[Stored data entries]
....

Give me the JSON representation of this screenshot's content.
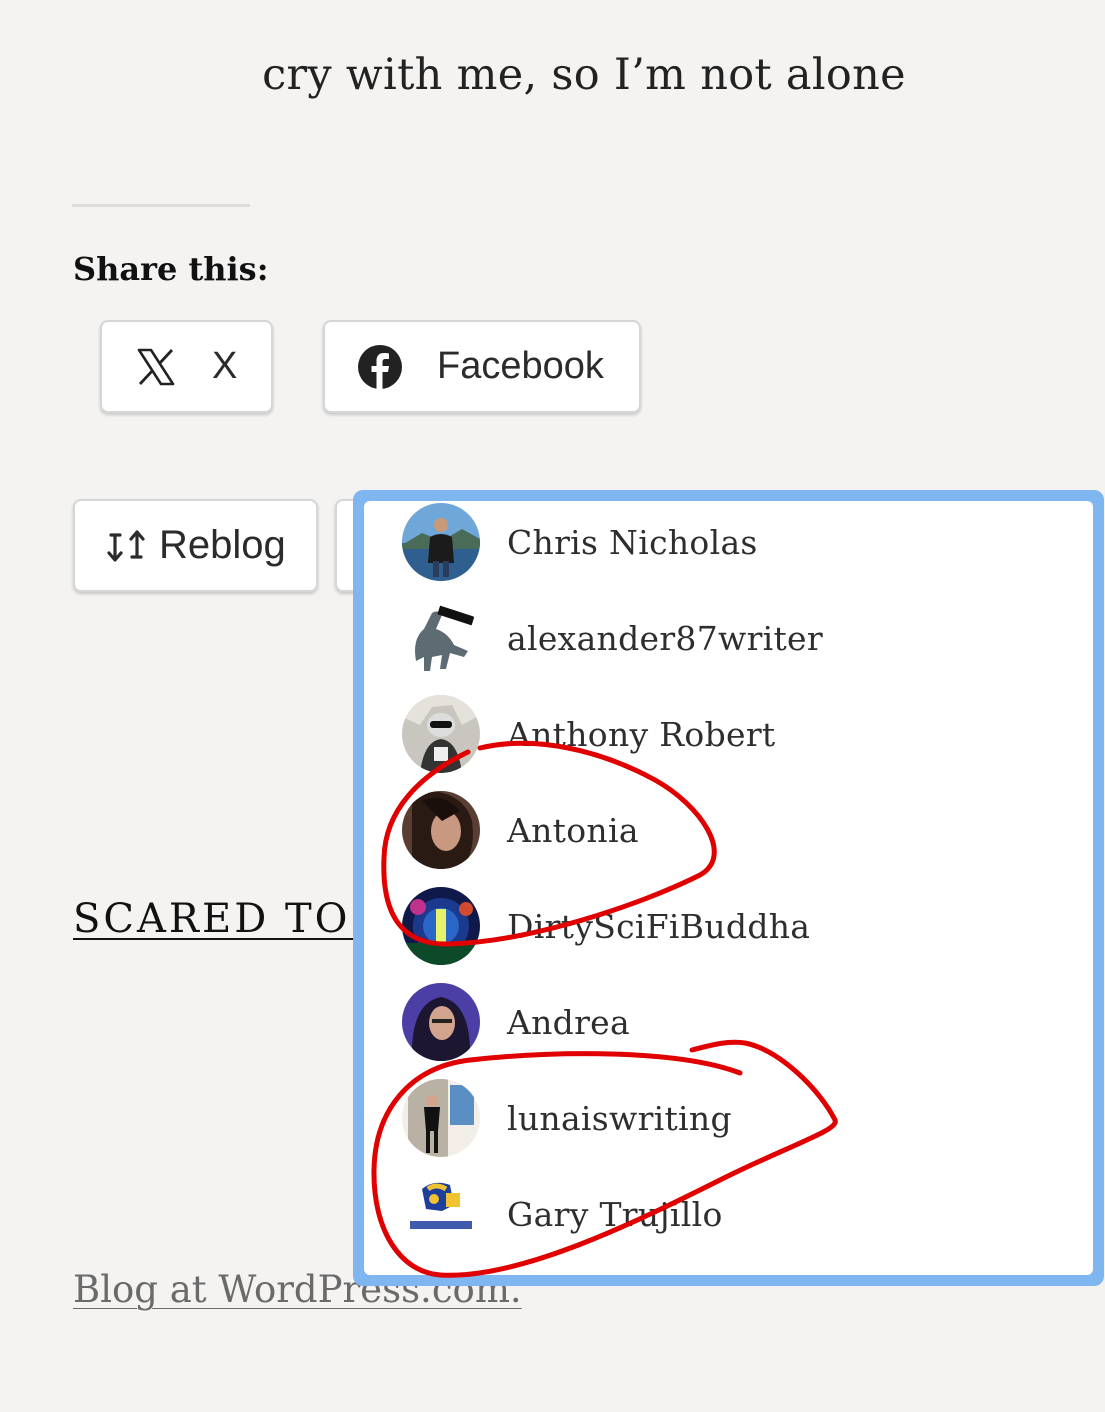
{
  "post": {
    "last_line": "cry with me, so I’m not alone"
  },
  "share": {
    "heading": "Share this:",
    "x_label": "X",
    "facebook_label": "Facebook"
  },
  "actions": {
    "reblog_label": "Reblog"
  },
  "next_post": {
    "title_visible": "SCARED TO BE"
  },
  "footer": {
    "link": "Blog at WordPress.com."
  },
  "likers": [
    {
      "name": "Chris Nicholas"
    },
    {
      "name": "alexander87writer"
    },
    {
      "name": "Anthony Robert"
    },
    {
      "name": "Antonia"
    },
    {
      "name": "DirtySciFiBuddha"
    },
    {
      "name": "Andrea"
    },
    {
      "name": "lunaiswriting"
    },
    {
      "name": "Gary Trujillo"
    }
  ],
  "colors": {
    "page_bg": "#f4f3f1",
    "popup_border": "#7fb6ef",
    "annotation_red": "#e00000"
  }
}
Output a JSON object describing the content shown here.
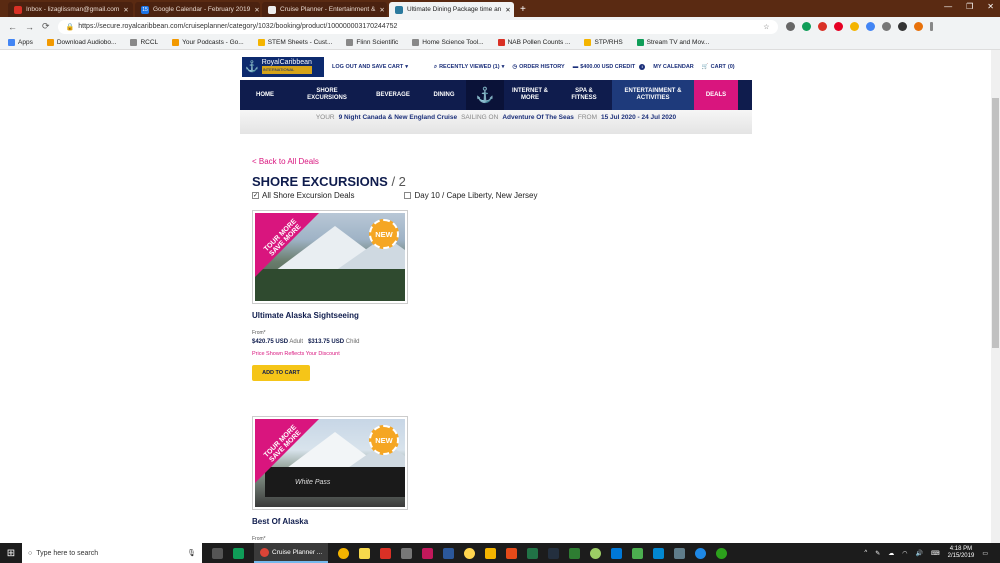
{
  "browser": {
    "tabs": [
      {
        "title": "Inbox - lizaglissman@gmail.com",
        "icon_color": "#d93025",
        "active": false
      },
      {
        "title": "Google Calendar - February 2019",
        "icon_color": "#1a73e8",
        "icon_text": "15",
        "active": false
      },
      {
        "title": "Cruise Planner - Entertainment &",
        "icon_color": "#eeeeee",
        "active": false
      },
      {
        "title": "Ultimate Dining Package time an",
        "icon_color": "#2b7a9e",
        "active": true
      }
    ],
    "url": "https://secure.royalcaribbean.com/cruiseplanner/category/1032/booking/product/100000003170244752",
    "bookmarks": [
      {
        "label": "Apps",
        "icon_color": "#4285f4"
      },
      {
        "label": "Download Audiobo...",
        "icon_color": "#f29900"
      },
      {
        "label": "RCCL",
        "icon_color": "#888888"
      },
      {
        "label": "Your Podcasts - Go...",
        "icon_color": "#f29900"
      },
      {
        "label": "STEM Sheets - Cust...",
        "icon_color": "#f4b400"
      },
      {
        "label": "Flinn Scientific",
        "icon_color": "#888888"
      },
      {
        "label": "Home Science Tool...",
        "icon_color": "#888888"
      },
      {
        "label": "NAB Pollen Counts ...",
        "icon_color": "#d93025"
      },
      {
        "label": "STP/RHS",
        "icon_color": "#f4b400"
      },
      {
        "label": "Stream TV and Mov...",
        "icon_color": "#0f9d58"
      }
    ]
  },
  "site": {
    "logo_main": "RoyalCaribbean",
    "logo_sub": "INTERNATIONAL",
    "top_links": {
      "logout": "LOG OUT AND SAVE CART",
      "recently_viewed": "RECENTLY VIEWED (1)",
      "order_history": "ORDER HISTORY",
      "credit": "$400.00 USD CREDIT",
      "calendar": "MY CALENDAR",
      "cart": "CART",
      "cart_count": "(0)"
    },
    "nav": {
      "home": "HOME",
      "shore": "SHORE EXCURSIONS",
      "beverage": "BEVERAGE",
      "dining": "DINING",
      "internet": "INTERNET & MORE",
      "spa": "SPA & FITNESS",
      "entertainment": "ENTERTAINMENT & ACTIVITIES",
      "deals": "DEALS"
    },
    "sailing": {
      "your": "YOUR",
      "cruise": "9 Night Canada & New England Cruise",
      "sailing_on": "SAILING ON",
      "ship": "Adventure Of The Seas",
      "from": "FROM",
      "dates": "15 Jul 2020 - 24 Jul 2020"
    }
  },
  "page": {
    "back_link": "< Back to All Deals",
    "heading": "SHORE EXCURSIONS",
    "heading_count": "/ 2",
    "filters": [
      {
        "label": "All Shore Excursion Deals",
        "checked": true
      },
      {
        "label": "Day 10 / Cape Liberty, New Jersey",
        "checked": false
      }
    ],
    "ribbon_line1": "TOUR MORE",
    "ribbon_line2": "SAVE MORE",
    "new_badge": "NEW",
    "products": [
      {
        "title": "Ultimate Alaska Sightseeing",
        "from": "From*",
        "adult_price": "$420.75 USD",
        "adult_label": "Adult",
        "child_price": "$313.75 USD",
        "child_label": "Child",
        "discount_note": "Price Shown Reflects Your Discount",
        "button": "ADD TO CART"
      },
      {
        "title": "Best Of Alaska",
        "from": "From*",
        "train_label": "White Pass"
      }
    ]
  },
  "taskbar": {
    "search_placeholder": "Type here to search",
    "active_app": "Cruise Planner ...",
    "time": "4:18 PM",
    "date": "2/15/2019"
  }
}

....

== AIM ==
Using the data above, print every line exactly, omitting pictures.

== FINISHED EXERCISE ==
Give me the JSON representation of this screenshot's content.
{
  "post": {
    "last_line": "cry with me, so I’m not alone"
  },
  "share": {
    "heading": "Share this:",
    "x_label": "X",
    "facebook_label": "Facebook"
  },
  "actions": {
    "reblog_label": "Reblog"
  },
  "next_post": {
    "title_visible": "SCARED TO BE"
  },
  "footer": {
    "link": "Blog at WordPress.com."
  },
  "likers": [
    {
      "name": "Chris Nicholas"
    },
    {
      "name": "alexander87writer"
    },
    {
      "name": "Anthony Robert"
    },
    {
      "name": "Antonia"
    },
    {
      "name": "DirtySciFiBuddha"
    },
    {
      "name": "Andrea"
    },
    {
      "name": "lunaiswriting"
    },
    {
      "name": "Gary Trujillo"
    }
  ],
  "colors": {
    "page_bg": "#f4f3f1",
    "popup_border": "#7fb6ef",
    "annotation_red": "#e00000"
  }
}
Output a JSON object describing the content shown here.
{
  "browser": {
    "tabs": [
      {
        "title": "Inbox - lizaglissman@gmail.com",
        "icon_color": "#d93025",
        "active": false
      },
      {
        "title": "Google Calendar - February 2019",
        "icon_color": "#1a73e8",
        "icon_text": "15",
        "active": false
      },
      {
        "title": "Cruise Planner - Entertainment &",
        "icon_color": "#eeeeee",
        "active": false
      },
      {
        "title": "Ultimate Dining Package time an",
        "icon_color": "#2b7a9e",
        "active": true
      }
    ],
    "url": "https://secure.royalcaribbean.com/cruiseplanner/category/1032/booking/product/100000003170244752",
    "bookmarks": [
      {
        "label": "Apps",
        "icon_color": "#4285f4"
      },
      {
        "label": "Download Audiobo...",
        "icon_color": "#f29900"
      },
      {
        "label": "RCCL",
        "icon_color": "#888888"
      },
      {
        "label": "Your Podcasts - Go...",
        "icon_color": "#f29900"
      },
      {
        "label": "STEM Sheets - Cust...",
        "icon_color": "#f4b400"
      },
      {
        "label": "Flinn Scientific",
        "icon_color": "#888888"
      },
      {
        "label": "Home Science Tool...",
        "icon_color": "#888888"
      },
      {
        "label": "NAB Pollen Counts ...",
        "icon_color": "#d93025"
      },
      {
        "label": "STP/RHS",
        "icon_color": "#f4b400"
      },
      {
        "label": "Stream TV and Mov...",
        "icon_color": "#0f9d58"
      }
    ]
  },
  "site": {
    "logo_main": "RoyalCaribbean",
    "logo_sub": "INTERNATIONAL",
    "top_links": {
      "logout": "LOG OUT AND SAVE CART",
      "recently_viewed": "RECENTLY VIEWED (1)",
      "order_history": "ORDER HISTORY",
      "credit": "$400.00 USD CREDIT",
      "calendar": "MY CALENDAR",
      "cart": "CART",
      "cart_count": "(0)"
    },
    "nav": {
      "home": "HOME",
      "shore": "SHORE EXCURSIONS",
      "beverage": "BEVERAGE",
      "dining": "DINING",
      "internet": "INTERNET & MORE",
      "spa": "SPA & FITNESS",
      "entertainment": "ENTERTAINMENT & ACTIVITIES",
      "deals": "DEALS"
    },
    "sailing": {
      "your": "YOUR",
      "cruise": "9 Night Canada & New England Cruise",
      "sailing_on": "SAILING ON",
      "ship": "Adventure Of The Seas",
      "from": "FROM",
      "dates": "15 Jul 2020 - 24 Jul 2020"
    }
  },
  "page": {
    "back_link": "< Back to All Deals",
    "heading": "SHORE EXCURSIONS",
    "heading_count": "/ 2",
    "filters": [
      {
        "label": "All Shore Excursion Deals",
        "checked": true
      },
      {
        "label": "Day 10 / Cape Liberty, New Jersey",
        "checked": false
      }
    ],
    "ribbon_line1": "TOUR MORE",
    "ribbon_line2": "SAVE MORE",
    "new_badge": "NEW",
    "products": [
      {
        "title": "Ultimate Alaska Sightseeing",
        "from": "From*",
        "adult_price": "$420.75 USD",
        "adult_label": "Adult",
        "child_price": "$313.75 USD",
        "child_label": "Child",
        "discount_note": "Price Shown Reflects Your Discount",
        "button": "ADD TO CART"
      },
      {
        "title": "Best Of Alaska",
        "from": "From*",
        "train_label": "White Pass"
      }
    ]
  },
  "taskbar": {
    "search_placeholder": "Type here to search",
    "active_app": "Cruise Planner ...",
    "time": "4:18 PM",
    "date": "2/15/2019"
  }
}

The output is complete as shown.